TO DO
Will you extract the entries word for word? Images should not appear in the copy.
════════════════
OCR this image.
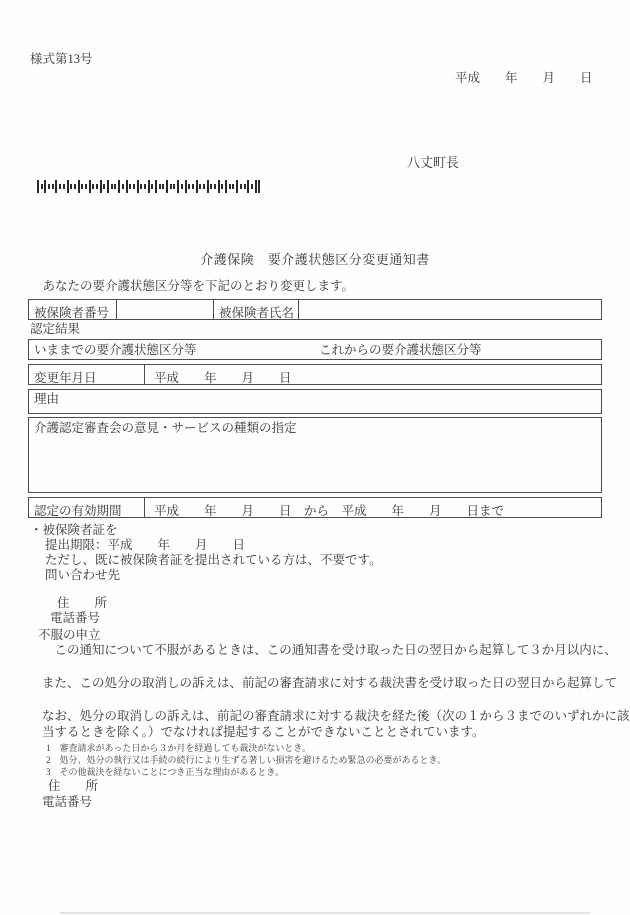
様式第13号
平成　　年　　月　　日
八丈町長
介護保険　要介護状態区分変更通知書
　あなたの要介護状態区分等を下記のとおり変更します。
被保険者番号	被保険者氏名
認定結果
いままでの要介護状態区分等	これからの要介護状態区分等
変更年月日	平成　　年　　月　　日
理由
介護認定審査会の意見・サービスの種類の指定
認定の有効期間	平成　　年　　月　　日　から　平成　　年　　月　　日まで
・被保険者証を
提出期限：平成　　年　　月　　日
ただし、既に被保険者証を提出されている方は、不要です。
問い合わせ先
住　　所
電話番号
不服の申立
　この通知について不服があるときは、この通知書を受け取った日の翌日から起算して３か月以内に、
また、この処分の取消しの訴えは、前記の審査請求に対する裁決書を受け取った日の翌日から起算して
なお、処分の取消しの訴えは、前記の審査請求に対する裁決を経た後（次の１から３までのいずれかに該
当するときを除く。）でなければ提起することができないこととされています。
1　審査請求があった日から３か月を経過しても裁決がないとき。
2　処分、処分の執行又は手続の続行により生ずる著しい損害を避けるため緊急の必要があるとき。
3　その他裁決を経ないことにつき正当な理由があるとき。
住　　所
電話番号
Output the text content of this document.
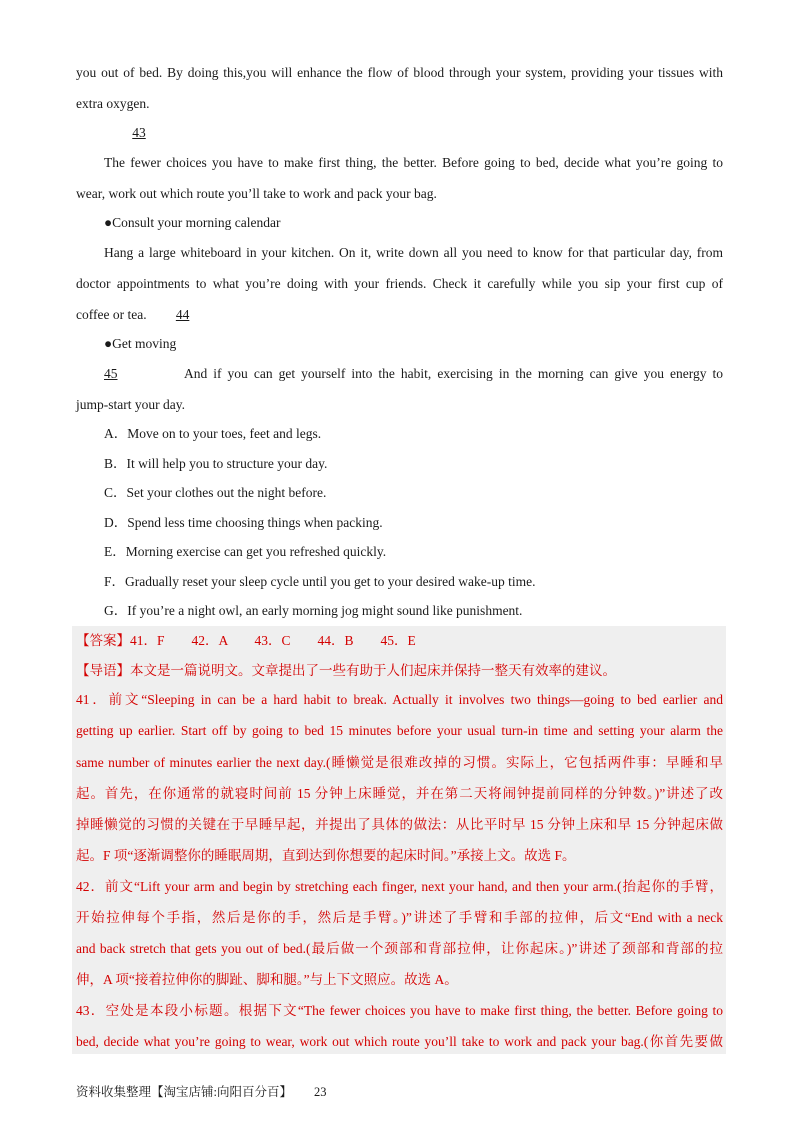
you out of bed. By doing this,you will enhance the flow of blood through your system, providing your tissues with
extra oxygen.
43
The fewer choices you have to make first thing, the better. Before going to bed, decide what you’re going to
wear, work out which route you’ll take to work and pack your bag.
●Consult your morning calendar
Hang a large whiteboard in your kitchen. On it, write down all you need to know for that particular day, from
doctor appointments to what you’re doing with your friends. Check it carefully while you sip your first cup of
coffee or tea. 44
●Get moving
45	And if you can get yourself into the habit, exercising in the morning can give you energy to
jump-start your day.
A．Move on to your toes, feet and legs.
B．It will help you to structure your day.
C．Set your clothes out the night before.
D．Spend less time choosing things when packing.
E．Morning exercise can get you refreshed quickly.
F．Gradually reset your sleep cycle until you get to your desired wake-up time.
G．If you’re a night owl, an early morning jog might sound like punishment.
【答案】41．F　　42．A　　43．C　　44．B　　45．E
【导语】本文是一篇说明文。文章提出了一些有助于人们起床并保持一整天有效率的建议。
41．前文“Sleeping in can be a hard habit to break. Actually it involves two things—going to bed earlier and
getting up earlier. Start off by going to bed 15 minutes before your usual turn-in time and setting your alarm the
same number of minutes earlier the next day.(睡懒觉是很难改掉的习惯。实际上，它包括两件事：早睡和早
起。首先，在你通常的就寝时间前 15 分钟上床睡觉，并在第二天将闹钟提前同样的分钟数。)”讲述了改
掉睡懒觉的习惯的关键在于早睡早起，并提出了具体的做法：从比平时早 15 分钟上床和早 15 分钟起床做
起。F 项“逐渐调整你的睡眠周期，直到达到你想要的起床时间。”承接上文。故选 F。
42．前文“Lift your arm and begin by stretching each finger, next your hand, and then your arm.(抬起你的手臂，
开始拉伸每个手指，然后是你的手，然后是手臂。)”讲述了手臂和手部的拉伸，后文“End with a neck
and back stretch that gets you out of bed.(最后做一个颈部和背部拉伸，让你起床。)”讲述了颈部和背部的拉
伸，A 项“接着拉伸你的脚趾、脚和腿。”与上下文照应。故选 A。
43．空处是本段小标题。根据下文“The fewer choices you have to make first thing, the better. Before going to
bed, decide what you’re going to wear, work out which route you’ll take to work and pack your bag.(你首先要做
资料收集整理【淘宝店铺:向阳百分百】 23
════════════════
ANSWER BELOW
OCR this image.
様式第13号
平成　　年　　月　　日
八丈町長
介護保険　要介護状態区分変更通知書
　あなたの要介護状態区分等を下記のとおり変更します。
被保険者番号	被保険者氏名
認定結果
いままでの要介護状態区分等	これからの要介護状態区分等
変更年月日	平成　　年　　月　　日
理由
介護認定審査会の意見・サービスの種類の指定
認定の有効期間	平成　　年　　月　　日　から　平成　　年　　月　　日まで
・被保険者証を
提出期限：平成　　年　　月　　日
ただし、既に被保険者証を提出されている方は、不要です。
問い合わせ先
住　　所
電話番号
不服の申立
　この通知について不服があるときは、この通知書を受け取った日の翌日から起算して３か月以内に、
また、この処分の取消しの訴えは、前記の審査請求に対する裁決書を受け取った日の翌日から起算して
なお、処分の取消しの訴えは、前記の審査請求に対する裁決を経た後（次の１から３までのいずれかに該
当するときを除く。）でなければ提起することができないこととされています。
1　審査請求があった日から３か月を経過しても裁決がないとき。
2　処分、処分の執行又は手続の続行により生ずる著しい損害を避けるため緊急の必要があるとき。
3　その他裁決を経ないことにつき正当な理由があるとき。
住　　所
電話番号
Output the text content of this document.
you out of bed. By doing this,you will enhance the flow of blood through your system, providing your tissues with
extra oxygen.
43
The fewer choices you have to make first thing, the better. Before going to bed, decide what you’re going to
wear, work out which route you’ll take to work and pack your bag.
●Consult your morning calendar
Hang a large whiteboard in your kitchen. On it, write down all you need to know for that particular day, from
doctor appointments to what you’re doing with your friends. Check it carefully while you sip your first cup of
coffee or tea. 44
●Get moving
45	And if you can get yourself into the habit, exercising in the morning can give you energy to
jump-start your day.
A．Move on to your toes, feet and legs.
B．It will help you to structure your day.
C．Set your clothes out the night before.
D．Spend less time choosing things when packing.
E．Morning exercise can get you refreshed quickly.
F．Gradually reset your sleep cycle until you get to your desired wake-up time.
G．If you’re a night owl, an early morning jog might sound like punishment.
【答案】41．F　　42．A　　43．C　　44．B　　45．E
【导语】本文是一篇说明文。文章提出了一些有助于人们起床并保持一整天有效率的建议。
41．前文“Sleeping in can be a hard habit to break. Actually it involves two things—going to bed earlier and
getting up earlier. Start off by going to bed 15 minutes before your usual turn-in time and setting your alarm the
same number of minutes earlier the next day.(睡懒觉是很难改掉的习惯。实际上，它包括两件事：早睡和早
起。首先，在你通常的就寝时间前 15 分钟上床睡觉，并在第二天将闹钟提前同样的分钟数。)”讲述了改
掉睡懒觉的习惯的关键在于早睡早起，并提出了具体的做法：从比平时早 15 分钟上床和早 15 分钟起床做
起。F 项“逐渐调整你的睡眠周期，直到达到你想要的起床时间。”承接上文。故选 F。
42．前文“Lift your arm and begin by stretching each finger, next your hand, and then your arm.(抬起你的手臂，
开始拉伸每个手指，然后是你的手，然后是手臂。)”讲述了手臂和手部的拉伸，后文“End with a neck
and back stretch that gets you out of bed.(最后做一个颈部和背部拉伸，让你起床。)”讲述了颈部和背部的拉
伸，A 项“接着拉伸你的脚趾、脚和腿。”与上下文照应。故选 A。
43．空处是本段小标题。根据下文“The fewer choices you have to make first thing, the better. Before going to
bed, decide what you’re going to wear, work out which route you’ll take to work and pack your bag.(你首先要做
资料收集整理【淘宝店铺:向阳百分百】 23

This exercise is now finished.